## Request 1
In the post about modern poetry lectures, rewrite everything from "While commuting I’ve" down to "SIGN UP PEOPLE!", swapping "Yeats" for "Eliot".

## Document segment
· · · · · · ·
While commuting I’ve gone back to the Yale lecture series about modern poetry. Today started with the second lecture on Robert Frost and ended with the intro to W.B. Yeats. Makes my brain hurt a little but that’s ok. I enjoyed wrapping my brain around what Frost and Yeats were going for and how they did it.

Speaking of which – where will you be, and what will YOU be doing in April, National Poetry Month??? You still have a few days to come up with a plan. I like to have a plan, anyway. Something that I can use to push me into action everyday, a form or a theme or something to shape each day, whether or not “inspiration” sits on my shoulder. Sometimes you need to go out and FIND the work. SIGN UP PEOPLE!
· · · · · · ·
## Data for this exercise
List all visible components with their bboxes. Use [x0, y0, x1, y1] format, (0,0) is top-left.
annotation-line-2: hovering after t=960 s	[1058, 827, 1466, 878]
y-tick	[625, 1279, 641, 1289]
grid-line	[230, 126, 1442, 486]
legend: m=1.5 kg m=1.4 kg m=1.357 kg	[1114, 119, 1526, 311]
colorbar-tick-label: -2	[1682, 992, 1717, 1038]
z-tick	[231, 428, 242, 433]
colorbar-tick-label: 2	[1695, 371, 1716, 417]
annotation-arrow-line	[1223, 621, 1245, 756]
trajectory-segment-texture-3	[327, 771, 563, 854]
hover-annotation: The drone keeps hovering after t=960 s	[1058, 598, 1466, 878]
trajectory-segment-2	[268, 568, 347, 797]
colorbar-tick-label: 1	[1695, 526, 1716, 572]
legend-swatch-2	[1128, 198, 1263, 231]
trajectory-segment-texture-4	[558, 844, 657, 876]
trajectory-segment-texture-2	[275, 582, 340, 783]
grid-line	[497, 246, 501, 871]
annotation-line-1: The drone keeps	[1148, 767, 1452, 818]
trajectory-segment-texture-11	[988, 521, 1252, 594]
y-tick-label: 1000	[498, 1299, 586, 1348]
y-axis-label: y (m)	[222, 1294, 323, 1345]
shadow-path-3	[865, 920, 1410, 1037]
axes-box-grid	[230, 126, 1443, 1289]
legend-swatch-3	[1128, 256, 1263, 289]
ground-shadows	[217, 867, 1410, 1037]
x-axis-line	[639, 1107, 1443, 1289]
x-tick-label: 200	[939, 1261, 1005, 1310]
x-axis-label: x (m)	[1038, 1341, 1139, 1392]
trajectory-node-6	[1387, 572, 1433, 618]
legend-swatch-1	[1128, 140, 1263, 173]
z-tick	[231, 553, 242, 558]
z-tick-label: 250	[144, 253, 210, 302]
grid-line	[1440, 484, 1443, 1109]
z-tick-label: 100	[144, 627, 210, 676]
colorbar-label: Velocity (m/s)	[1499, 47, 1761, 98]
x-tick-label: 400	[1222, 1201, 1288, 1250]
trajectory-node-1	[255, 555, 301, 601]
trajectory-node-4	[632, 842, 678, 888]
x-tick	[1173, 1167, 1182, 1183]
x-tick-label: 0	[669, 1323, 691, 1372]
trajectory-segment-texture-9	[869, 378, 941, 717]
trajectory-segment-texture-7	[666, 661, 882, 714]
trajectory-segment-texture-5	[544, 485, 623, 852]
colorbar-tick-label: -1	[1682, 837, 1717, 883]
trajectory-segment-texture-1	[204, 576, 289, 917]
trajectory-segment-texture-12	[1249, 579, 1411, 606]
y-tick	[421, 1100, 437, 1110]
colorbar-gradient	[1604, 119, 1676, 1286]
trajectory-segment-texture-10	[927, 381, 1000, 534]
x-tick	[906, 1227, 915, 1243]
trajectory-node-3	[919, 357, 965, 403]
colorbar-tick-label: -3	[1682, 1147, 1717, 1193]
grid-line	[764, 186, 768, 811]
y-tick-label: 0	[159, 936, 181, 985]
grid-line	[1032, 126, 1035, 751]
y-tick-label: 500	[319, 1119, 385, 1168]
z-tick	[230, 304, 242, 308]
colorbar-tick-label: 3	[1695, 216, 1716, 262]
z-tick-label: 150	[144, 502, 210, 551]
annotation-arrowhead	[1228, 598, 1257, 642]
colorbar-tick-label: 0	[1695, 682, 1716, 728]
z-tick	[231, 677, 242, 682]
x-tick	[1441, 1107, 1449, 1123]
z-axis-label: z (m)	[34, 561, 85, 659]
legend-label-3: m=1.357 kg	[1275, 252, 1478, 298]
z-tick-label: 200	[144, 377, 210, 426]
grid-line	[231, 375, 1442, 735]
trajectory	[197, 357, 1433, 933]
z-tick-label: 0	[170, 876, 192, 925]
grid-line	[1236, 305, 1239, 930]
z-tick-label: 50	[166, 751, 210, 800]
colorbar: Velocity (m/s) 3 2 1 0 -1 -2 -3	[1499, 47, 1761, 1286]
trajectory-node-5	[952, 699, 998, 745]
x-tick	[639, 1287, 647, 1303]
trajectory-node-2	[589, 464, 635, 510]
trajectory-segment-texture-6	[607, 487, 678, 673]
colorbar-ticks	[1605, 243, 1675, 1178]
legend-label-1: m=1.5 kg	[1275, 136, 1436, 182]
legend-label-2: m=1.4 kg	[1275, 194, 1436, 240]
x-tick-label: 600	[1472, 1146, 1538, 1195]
· · · · · · ·
## Request 2
Copy everything in the records from their first line down to the line containing "126, 1442, 486]", including both of those lines.

## Exercise output 1
While commuting I’ve gone back to the Yale lecture series about modern poetry. Today started with the second lecture on Robert Frost and ended with the intro to W.B. Eliot. Makes my brain hurt a little but that’s ok. I enjoyed wrapping my brain around what Frost and Eliot were going for and how they did it.

Speaking of which – where will you be, and what will YOU be doing in April, National Poetry Month??? You still have a few days to come up with a plan. I like to have a plan, anyway. Something that I can use to push me into action everyday, a form or a theme or something to shape each day, whether or not “inspiration” sits on my shoulder. Sometimes you need to go out and FIND the work. SIGN UP PEOPLE!

## Exercise output 2
List all visible components with their bboxes. Use [x0, y0, x1, y1] format, (0,0) is top-left.
annotation-line-2: hovering after t=960 s	[1058, 827, 1466, 878]
y-tick	[625, 1279, 641, 1289]
grid-line	[230, 126, 1442, 486]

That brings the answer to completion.